-- Start of Information supplied --

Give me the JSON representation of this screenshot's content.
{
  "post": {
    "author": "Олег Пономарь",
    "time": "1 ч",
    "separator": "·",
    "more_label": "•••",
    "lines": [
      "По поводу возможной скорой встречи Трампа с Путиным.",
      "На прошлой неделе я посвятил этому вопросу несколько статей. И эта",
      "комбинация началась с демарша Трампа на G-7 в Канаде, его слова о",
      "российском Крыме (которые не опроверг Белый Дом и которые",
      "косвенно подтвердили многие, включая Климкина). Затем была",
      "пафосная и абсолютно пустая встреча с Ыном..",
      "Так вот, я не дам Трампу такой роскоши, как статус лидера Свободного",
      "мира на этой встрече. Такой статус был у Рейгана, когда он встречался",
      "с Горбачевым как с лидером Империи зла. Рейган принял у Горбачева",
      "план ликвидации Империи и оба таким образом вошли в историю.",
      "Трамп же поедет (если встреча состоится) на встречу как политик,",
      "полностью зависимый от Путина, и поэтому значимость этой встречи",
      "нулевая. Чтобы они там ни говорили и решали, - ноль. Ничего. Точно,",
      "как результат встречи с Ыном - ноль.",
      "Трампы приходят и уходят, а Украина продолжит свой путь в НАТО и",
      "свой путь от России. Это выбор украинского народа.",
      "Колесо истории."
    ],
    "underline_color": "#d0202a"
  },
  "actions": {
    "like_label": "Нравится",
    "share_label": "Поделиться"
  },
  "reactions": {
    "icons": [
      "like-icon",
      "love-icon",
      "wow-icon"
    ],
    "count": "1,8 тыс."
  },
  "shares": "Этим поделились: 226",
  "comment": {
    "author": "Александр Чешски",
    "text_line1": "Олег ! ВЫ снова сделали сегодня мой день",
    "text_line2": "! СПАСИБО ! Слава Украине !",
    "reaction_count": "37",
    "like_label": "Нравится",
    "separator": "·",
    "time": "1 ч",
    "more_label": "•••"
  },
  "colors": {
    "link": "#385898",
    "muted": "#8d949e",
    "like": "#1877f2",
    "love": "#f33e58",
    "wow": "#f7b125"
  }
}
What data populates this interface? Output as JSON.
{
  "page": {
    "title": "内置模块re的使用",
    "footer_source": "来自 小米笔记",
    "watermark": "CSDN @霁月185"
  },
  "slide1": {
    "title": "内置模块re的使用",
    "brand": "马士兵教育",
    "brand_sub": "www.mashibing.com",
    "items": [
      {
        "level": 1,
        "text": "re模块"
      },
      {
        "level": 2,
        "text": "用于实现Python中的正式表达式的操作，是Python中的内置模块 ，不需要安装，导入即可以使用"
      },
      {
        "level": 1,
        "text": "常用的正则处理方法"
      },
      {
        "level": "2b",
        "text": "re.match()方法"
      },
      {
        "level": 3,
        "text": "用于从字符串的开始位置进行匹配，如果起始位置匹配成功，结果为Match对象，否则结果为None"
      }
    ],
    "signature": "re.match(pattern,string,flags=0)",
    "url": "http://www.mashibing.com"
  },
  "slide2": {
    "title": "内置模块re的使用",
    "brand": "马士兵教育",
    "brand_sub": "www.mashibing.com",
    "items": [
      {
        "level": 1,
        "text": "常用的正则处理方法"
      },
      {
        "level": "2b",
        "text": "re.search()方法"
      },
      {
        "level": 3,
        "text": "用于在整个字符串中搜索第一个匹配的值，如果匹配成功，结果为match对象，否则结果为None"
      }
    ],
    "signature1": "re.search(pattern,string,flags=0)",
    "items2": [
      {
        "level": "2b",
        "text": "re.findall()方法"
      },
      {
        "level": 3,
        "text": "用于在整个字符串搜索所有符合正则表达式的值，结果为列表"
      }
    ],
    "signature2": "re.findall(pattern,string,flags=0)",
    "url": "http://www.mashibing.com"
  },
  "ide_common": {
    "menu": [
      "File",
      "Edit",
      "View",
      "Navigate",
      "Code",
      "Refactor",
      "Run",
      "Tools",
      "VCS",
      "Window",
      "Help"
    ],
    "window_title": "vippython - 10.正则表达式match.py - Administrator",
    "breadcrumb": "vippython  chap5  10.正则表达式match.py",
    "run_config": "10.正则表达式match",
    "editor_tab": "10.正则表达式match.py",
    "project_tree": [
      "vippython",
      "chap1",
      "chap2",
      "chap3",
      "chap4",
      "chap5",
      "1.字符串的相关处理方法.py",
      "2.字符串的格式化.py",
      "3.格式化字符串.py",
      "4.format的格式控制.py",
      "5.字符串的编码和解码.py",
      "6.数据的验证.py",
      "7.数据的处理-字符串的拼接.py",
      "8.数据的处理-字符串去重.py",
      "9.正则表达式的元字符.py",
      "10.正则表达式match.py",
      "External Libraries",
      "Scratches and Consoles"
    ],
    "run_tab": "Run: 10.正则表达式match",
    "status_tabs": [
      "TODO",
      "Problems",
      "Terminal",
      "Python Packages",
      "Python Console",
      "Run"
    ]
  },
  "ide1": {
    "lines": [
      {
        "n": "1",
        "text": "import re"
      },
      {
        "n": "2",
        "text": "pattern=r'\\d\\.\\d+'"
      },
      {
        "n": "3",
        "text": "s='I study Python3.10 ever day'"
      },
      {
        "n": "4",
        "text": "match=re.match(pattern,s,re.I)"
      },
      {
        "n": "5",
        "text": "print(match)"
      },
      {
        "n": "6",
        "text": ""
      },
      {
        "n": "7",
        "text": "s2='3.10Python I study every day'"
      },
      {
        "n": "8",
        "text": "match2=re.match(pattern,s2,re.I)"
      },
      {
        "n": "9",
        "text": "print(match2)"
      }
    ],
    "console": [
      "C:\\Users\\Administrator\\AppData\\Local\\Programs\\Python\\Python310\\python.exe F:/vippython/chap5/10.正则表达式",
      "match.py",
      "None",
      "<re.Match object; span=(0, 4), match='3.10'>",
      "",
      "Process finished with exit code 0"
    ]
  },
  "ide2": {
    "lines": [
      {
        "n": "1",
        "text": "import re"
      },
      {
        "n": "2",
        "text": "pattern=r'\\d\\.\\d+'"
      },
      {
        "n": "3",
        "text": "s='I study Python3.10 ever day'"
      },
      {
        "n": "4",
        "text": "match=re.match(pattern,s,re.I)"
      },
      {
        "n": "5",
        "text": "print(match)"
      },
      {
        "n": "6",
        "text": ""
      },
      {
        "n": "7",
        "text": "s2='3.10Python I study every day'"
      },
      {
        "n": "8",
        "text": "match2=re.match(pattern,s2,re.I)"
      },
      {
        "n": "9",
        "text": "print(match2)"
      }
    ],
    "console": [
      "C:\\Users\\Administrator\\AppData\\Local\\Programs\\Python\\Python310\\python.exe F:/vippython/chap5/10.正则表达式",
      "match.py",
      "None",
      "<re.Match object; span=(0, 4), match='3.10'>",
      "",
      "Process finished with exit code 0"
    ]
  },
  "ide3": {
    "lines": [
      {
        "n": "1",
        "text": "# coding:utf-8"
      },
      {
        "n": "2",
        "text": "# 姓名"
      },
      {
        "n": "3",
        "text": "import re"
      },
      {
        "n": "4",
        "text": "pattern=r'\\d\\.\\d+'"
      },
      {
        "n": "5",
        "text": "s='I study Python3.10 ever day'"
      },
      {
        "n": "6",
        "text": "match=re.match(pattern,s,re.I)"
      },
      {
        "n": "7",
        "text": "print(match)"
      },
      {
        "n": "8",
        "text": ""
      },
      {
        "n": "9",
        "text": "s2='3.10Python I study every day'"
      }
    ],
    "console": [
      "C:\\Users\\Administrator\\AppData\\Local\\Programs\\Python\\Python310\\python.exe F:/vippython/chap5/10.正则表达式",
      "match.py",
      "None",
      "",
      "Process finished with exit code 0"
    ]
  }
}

-- End of Information supplied --

*Task goal:*
Repeat the data precisely, line by line.

*Answer for the task:*
Give me the JSON representation of this screenshot's content.
{
  "post": {
    "author": "Олег Пономарь",
    "time": "1 ч",
    "separator": "·",
    "more_label": "•••",
    "lines": [
      "По поводу возможной скорой встречи Трампа с Путиным.",
      "На прошлой неделе я посвятил этому вопросу несколько статей. И эта",
      "комбинация началась с демарша Трампа на G-7 в Канаде, его слова о",
      "российском Крыме (которые не опроверг Белый Дом и которые",
      "косвенно подтвердили многие, включая Климкина). Затем была",
      "пафосная и абсолютно пустая встреча с Ыном..",
      "Так вот, я не дам Трампу такой роскоши, как статус лидера Свободного",
      "мира на этой встрече. Такой статус был у Рейгана, когда он встречался",
      "с Горбачевым как с лидером Империи зла. Рейган принял у Горбачева",
      "план ликвидации Империи и оба таким образом вошли в историю.",
      "Трамп же поедет (если встреча состоится) на встречу как политик,",
      "полностью зависимый от Путина, и поэтому значимость этой встречи",
      "нулевая. Чтобы они там ни говорили и решали, - ноль. Ничего. Точно,",
      "как результат встречи с Ыном - ноль.",
      "Трампы приходят и уходят, а Украина продолжит свой путь в НАТО и",
      "свой путь от России. Это выбор украинского народа.",
      "Колесо истории."
    ],
    "underline_color": "#d0202a"
  },
  "actions": {
    "like_label": "Нравится",
    "share_label": "Поделиться"
  },
  "reactions": {
    "icons": [
      "like-icon",
      "love-icon",
      "wow-icon"
    ],
    "count": "1,8 тыс."
  },
  "shares": "Этим поделились: 226",
  "comment": {
    "author": "Александр Чешски",
    "text_line1": "Олег ! ВЫ снова сделали сегодня мой день",
    "text_line2": "! СПАСИБО ! Слава Украине !",
    "reaction_count": "37",
    "like_label": "Нравится",
    "separator": "·",
    "time": "1 ч",
    "more_label": "•••"
  },
  "colors": {
    "link": "#385898",
    "muted": "#8d949e",
    "like": "#1877f2",
    "love": "#f33e58",
    "wow": "#f7b125"
  }
}
What data populates this interface? Output as JSON.
{
  "page": {
    "title": "内置模块re的使用",
    "footer_source": "来自 小米笔记",
    "watermark": "CSDN @霁月185"
  },
  "slide1": {
    "title": "内置模块re的使用",
    "brand": "马士兵教育",
    "brand_sub": "www.mashibing.com",
    "items": [
      {
        "level": 1,
        "text": "re模块"
      },
      {
        "level": 2,
        "text": "用于实现Python中的正式表达式的操作，是Python中的内置模块 ，不需要安装，导入即可以使用"
      },
      {
        "level": 1,
        "text": "常用的正则处理方法"
      },
      {
        "level": "2b",
        "text": "re.match()方法"
      },
      {
        "level": 3,
        "text": "用于从字符串的开始位置进行匹配，如果起始位置匹配成功，结果为Match对象，否则结果为None"
      }
    ],
    "signature": "re.match(pattern,string,flags=0)",
    "url": "http://www.mashibing.com"
  },
  "slide2": {
    "title": "内置模块re的使用",
    "brand": "马士兵教育",
    "brand_sub": "www.mashibing.com",
    "items": [
      {
        "level": 1,
        "text": "常用的正则处理方法"
      },
      {
        "level": "2b",
        "text": "re.search()方法"
      },
      {
        "level": 3,
        "text": "用于在整个字符串中搜索第一个匹配的值，如果匹配成功，结果为match对象，否则结果为None"
      }
    ],
    "signature1": "re.search(pattern,string,flags=0)",
    "items2": [
      {
        "level": "2b",
        "text": "re.findall()方法"
      },
      {
        "level": 3,
        "text": "用于在整个字符串搜索所有符合正则表达式的值，结果为列表"
      }
    ],
    "signature2": "re.findall(pattern,string,flags=0)",
    "url": "http://www.mashibing.com"
  },
  "ide_common": {
    "menu": [
      "File",
      "Edit",
      "View",
      "Navigate",
      "Code",
      "Refactor",
      "Run",
      "Tools",
      "VCS",
      "Window",
      "Help"
    ],
    "window_title": "vippython - 10.正则表达式match.py - Administrator",
    "breadcrumb": "vippython  chap5  10.正则表达式match.py",
    "run_config": "10.正则表达式match",
    "editor_tab": "10.正则表达式match.py",
    "project_tree": [
      "vippython",
      "chap1",
      "chap2",
      "chap3",
      "chap4",
      "chap5",
      "1.字符串的相关处理方法.py",
      "2.字符串的格式化.py",
      "3.格式化字符串.py",
      "4.format的格式控制.py",
      "5.字符串的编码和解码.py",
      "6.数据的验证.py",
      "7.数据的处理-字符串的拼接.py",
      "8.数据的处理-字符串去重.py",
      "9.正则表达式的元字符.py",
      "10.正则表达式match.py",
      "External Libraries",
      "Scratches and Consoles"
    ],
    "run_tab": "Run: 10.正则表达式match",
    "status_tabs": [
      "TODO",
      "Problems",
      "Terminal",
      "Python Packages",
      "Python Console",
      "Run"
    ]
  },
  "ide1": {
    "lines": [
      {
        "n": "1",
        "text": "import re"
      },
      {
        "n": "2",
        "text": "pattern=r'\\d\\.\\d+'"
      },
      {
        "n": "3",
        "text": "s='I study Python3.10 ever day'"
      },
      {
        "n": "4",
        "text": "match=re.match(pattern,s,re.I)"
      },
      {
        "n": "5",
        "text": "print(match)"
      },
      {
        "n": "6",
        "text": ""
      },
      {
        "n": "7",
        "text": "s2='3.10Python I study every day'"
      },
      {
        "n": "8",
        "text": "match2=re.match(pattern,s2,re.I)"
      },
      {
        "n": "9",
        "text": "print(match2)"
      }
    ],
    "console": [
      "C:\\Users\\Administrator\\AppData\\Local\\Programs\\Python\\Python310\\python.exe F:/vippython/chap5/10.正则表达式",
      "match.py",
      "None",
      "<re.Match object; span=(0, 4), match='3.10'>",
      "",
      "Process finished with exit code 0"
    ]
  },
  "ide2": {
    "lines": [
      {
        "n": "1",
        "text": "import re"
      },
      {
        "n": "2",
        "text": "pattern=r'\\d\\.\\d+'"
      },
      {
        "n": "3",
        "text": "s='I study Python3.10 ever day'"
      },
      {
        "n": "4",
        "text": "match=re.match(pattern,s,re.I)"
      },
      {
        "n": "5",
        "text": "print(match)"
      },
      {
        "n": "6",
        "text": ""
      },
      {
        "n": "7",
        "text": "s2='3.10Python I study every day'"
      },
      {
        "n": "8",
        "text": "match2=re.match(pattern,s2,re.I)"
      },
      {
        "n": "9",
        "text": "print(match2)"
      }
    ],
    "console": [
      "C:\\Users\\Administrator\\AppData\\Local\\Programs\\Python\\Python310\\python.exe F:/vippython/chap5/10.正则表达式",
      "match.py",
      "None",
      "<re.Match object; span=(0, 4), match='3.10'>",
      "",
      "Process finished with exit code 0"
    ]
  },
  "ide3": {
    "lines": [
      {
        "n": "1",
        "text": "# coding:utf-8"
      },
      {
        "n": "2",
        "text": "# 姓名"
      },
      {
        "n": "3",
        "text": "import re"
      },
      {
        "n": "4",
        "text": "pattern=r'\\d\\.\\d+'"
      },
      {
        "n": "5",
        "text": "s='I study Python3.10 ever day'"
      },
      {
        "n": "6",
        "text": "match=re.match(pattern,s,re.I)"
      },
      {
        "n": "7",
        "text": "print(match)"
      },
      {
        "n": "8",
        "text": ""
      },
      {
        "n": "9",
        "text": "s2='3.10Python I study every day'"
      }
    ],
    "console": [
      "C:\\Users\\Administrator\\AppData\\Local\\Programs\\Python\\Python310\\python.exe F:/vippython/chap5/10.正则表达式",
      "match.py",
      "None",
      "",
      "Process finished with exit code 0"
    ]
  }
}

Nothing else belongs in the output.